### Written request
Repeat the listing in full, exactly as it stands.

### Data rows
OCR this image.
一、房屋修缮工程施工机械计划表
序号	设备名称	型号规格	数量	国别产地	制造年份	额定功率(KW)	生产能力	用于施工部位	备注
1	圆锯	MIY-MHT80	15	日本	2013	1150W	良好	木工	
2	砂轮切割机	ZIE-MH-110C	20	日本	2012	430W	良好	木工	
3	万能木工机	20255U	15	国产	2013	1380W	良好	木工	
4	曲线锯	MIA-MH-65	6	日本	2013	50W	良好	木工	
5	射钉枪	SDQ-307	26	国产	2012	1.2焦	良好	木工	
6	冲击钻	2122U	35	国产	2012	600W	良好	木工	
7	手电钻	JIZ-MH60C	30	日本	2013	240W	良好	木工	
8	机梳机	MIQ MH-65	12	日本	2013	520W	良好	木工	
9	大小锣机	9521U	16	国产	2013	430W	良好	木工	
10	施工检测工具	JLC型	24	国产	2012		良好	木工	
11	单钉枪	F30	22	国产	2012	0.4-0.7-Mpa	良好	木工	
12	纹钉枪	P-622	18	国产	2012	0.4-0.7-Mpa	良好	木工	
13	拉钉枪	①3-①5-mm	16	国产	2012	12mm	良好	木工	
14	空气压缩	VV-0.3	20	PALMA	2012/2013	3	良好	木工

### Exercise response
OCR this image.
一、房屋修缮工程施工机械计划表
序号	设备名称	型号规格	数量	国别产地	制造年份	额定功率(KW)	生产能力	用于施工部位	备注
1	圆锯	MIY-MHT80	15	日本	2013	1150W	良好	木工	
2	砂轮切割机	ZIE-MH-110C	20	日本	2012	430W	良好	木工	
3	万能木工机	20255U	15	国产	2013	1380W	良好	木工	
4	曲线锯	MIA-MH-65	6	日本	2013	50W	良好	木工	
5	射钉枪	SDQ-307	26	国产	2012	1.2焦	良好	木工	
6	冲击钻	2122U	35	国产	2012	600W	良好	木工	
7	手电钻	JIZ-MH60C	30	日本	2013	240W	良好	木工	
8	机梳机	MIQ MH-65	12	日本	2013	520W	良好	木工	
9	大小锣机	9521U	16	国产	2013	430W	良好	木工	
10	施工检测工具	JLC型	24	国产	2012		良好	木工	
11	单钉枪	F30	22	国产	2012	0.4-0.7-Mpa	良好	木工	
12	纹钉枪	P-622	18	国产	2012	0.4-0.7-Mpa	良好	木工	
13	拉钉枪	①3-①5-mm	16	国产	2012	12mm	良好	木工	
14	空气压缩	VV-0.3	20	PALMA	2012/2013	3	良好	木工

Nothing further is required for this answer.